■ **Problem details**:
Copy the listing verbatim, excluding any images found in it.

■ **Information shown**:
•••••
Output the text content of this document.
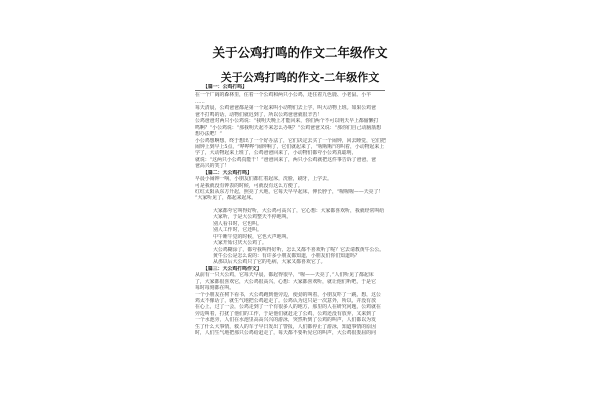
关于公鸡打鸣的作文二年级作文
关于公鸡打鸣的作文-二年级作文
【篇一：公鸡打鸣】
在一个广阔的森林里，住着一个公鸡和两只小公鸡，还住着九色鹿、小老鼠、小羊
……
每天清晨，公鸡爸爸都是第一个起来叫小动物们去上学，叫大动物上班。如果公鸡爸
爸不打鸣的话，动物们就迟到了，所以公鸡爸爸就很辛苦！
公鸡爸爸对两只小公鸡说：“我明天晚上才能回来，你们两个不可以明天早上都偷懒打
鸣啊？”小公鸡说：“那我明天起不来怎么办呢？”公鸡爸爸又说：“那你们自己动脑筋想
想办法吧！”
小公鸡想啊想，终于想出了一个好办法了，它们决定去买了一个闹钟，回去睡觉，它们把
闹钟上到早上5点，“哗哗哗”闹钟响了，它们就起来了，“喔喔喔”的叫着，小动物起来上
学了，大动物起来上班了，公鸡爸爸回来了，小动物们都夸小公鸡真聪明，
就说：“这两只小公鸡真能干！”爸爸回来了，两只小公鸡就把这件事告诉了爸爸，爸
爸高兴的笑了！
【篇二：大公鸡打鸣】
早晨小闹钟一响，小朋友们都忙着起床，洗脸，刷牙，上学去。
可是我就没有钟表的时候，可就没有这么方便了。
红红太阳从东方升起，照亮了大地，它每天早早起床，伸长脖子，“喔喔喔——天亮了！
”大家听见了，都起来起床。
大家都夸它叫得好听，大公鸡可高兴了，它心想：大家都喜欢听，我就经常叫给
大家听，于是大公鸡整天不停地叫。
别人看书时，它也叫。
别人工作时，它还叫。
中午睡午觉的时候，它也大声地叫。
大家开始讨厌大公鸡了。
大公鸡糊涂了，都夸我叫得好听，怎么又都不喜欢听了呢？它去请教黄牛公公。
黄牛公公是怎么说的：有许多小朋友都知道，小朋友们你们知道吗？
从那以后大公鸡只了它的毛病，大家又都喜欢它了。
【篇三：大公鸡打鸣作文】
从前有一只大公鸡，它每天早晨，都起得很早，“喔——天亮了，”人们听见了都起床
了，大家都很喜欢它，大公鸡很高兴，心想：大家都喜欢听，就让他们听吧，于是它
每时每刻都在叫。
一个小朋友在树下看书，大公鸡跑到他旁边，使劲的叫着，小朋友吓了一跳，想，这公
鸡太不像话了，就生气地把公鸡赶走了。公鸡认为这只是一次意外，所以，并没有放
在心上，过了一会，公鸡走到了一个有很多人的地方，那里的人在研究问题，公鸡就在
旁边叫着，打扰了他们的工作，于是他们就赶走了公鸡，公鸡还没有放弃，又来到了
一个水池旁，人们在水池里高高兴兴的游泳，突然听到了公鸡的叫声，人们都以为发
生了什么大事情，救人的车子早日发出了警报，人们都停止了游泳，知道事情的原因
时，人们生气地把那只公鸡给赶走了，每天都不要听见它的叫声，大公鸡很委屈的问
•••••
■ **Solution to this problem**:
Output the text content of this document.
关于公鸡打鸣的作文二年级作文
关于公鸡打鸣的作文-二年级作文
【篇一：公鸡打鸣】
在一个广阔的森林里，住着一个公鸡和两只小公鸡，还住着九色鹿、小老鼠、小羊
……
每天清晨，公鸡爸爸都是第一个起来叫小动物们去上学，叫大动物上班。如果公鸡爸
爸不打鸣的话，动物们就迟到了，所以公鸡爸爸就很辛苦！
公鸡爸爸对两只小公鸡说：“我明天晚上才能回来，你们两个不可以明天早上都偷懒打
鸣啊？”小公鸡说：“那我明天起不来怎么办呢？”公鸡爸爸又说：“那你们自己动脑筋想
想办法吧！”
小公鸡想啊想，终于想出了一个好办法了，它们决定去买了一个闹钟，回去睡觉，它们把
闹钟上到早上5点，“哗哗哗”闹钟响了，它们就起来了，“喔喔喔”的叫着，小动物起来上
学了，大动物起来上班了，公鸡爸爸回来了，小动物们都夸小公鸡真聪明，
就说：“这两只小公鸡真能干！”爸爸回来了，两只小公鸡就把这件事告诉了爸爸，爸
爸高兴的笑了！
【篇二：大公鸡打鸣】
早晨小闹钟一响，小朋友们都忙着起床，洗脸，刷牙，上学去。
可是我就没有钟表的时候，可就没有这么方便了。
红红太阳从东方升起，照亮了大地，它每天早早起床，伸长脖子，“喔喔喔——天亮了！
”大家听见了，都起来起床。
大家都夸它叫得好听，大公鸡可高兴了，它心想：大家都喜欢听，我就经常叫给
大家听，于是大公鸡整天不停地叫。
别人看书时，它也叫。
别人工作时，它还叫。
中午睡午觉的时候，它也大声地叫。
大家开始讨厌大公鸡了。
大公鸡糊涂了，都夸我叫得好听，怎么又都不喜欢听了呢？它去请教黄牛公公。
黄牛公公是怎么说的：有许多小朋友都知道，小朋友们你们知道吗？
从那以后大公鸡只了它的毛病，大家又都喜欢它了。
【篇三：大公鸡打鸣作文】
从前有一只大公鸡，它每天早晨，都起得很早，“喔——天亮了，”人们听见了都起床
了，大家都很喜欢它，大公鸡很高兴，心想：大家都喜欢听，就让他们听吧，于是它
每时每刻都在叫。
一个小朋友在树下看书，大公鸡跑到他旁边，使劲的叫着，小朋友吓了一跳，想，这公
鸡太不像话了，就生气地把公鸡赶走了。公鸡认为这只是一次意外，所以，并没有放
在心上，过了一会，公鸡走到了一个有很多人的地方，那里的人在研究问题，公鸡就在
旁边叫着，打扰了他们的工作，于是他们就赶走了公鸡，公鸡还没有放弃，又来到了
一个水池旁，人们在水池里高高兴兴的游泳，突然听到了公鸡的叫声，人们都以为发
生了什么大事情，救人的车子早日发出了警报，人们都停止了游泳，知道事情的原因
时，人们生气地把那只公鸡给赶走了，每天都不要听见它的叫声，大公鸡很委屈的问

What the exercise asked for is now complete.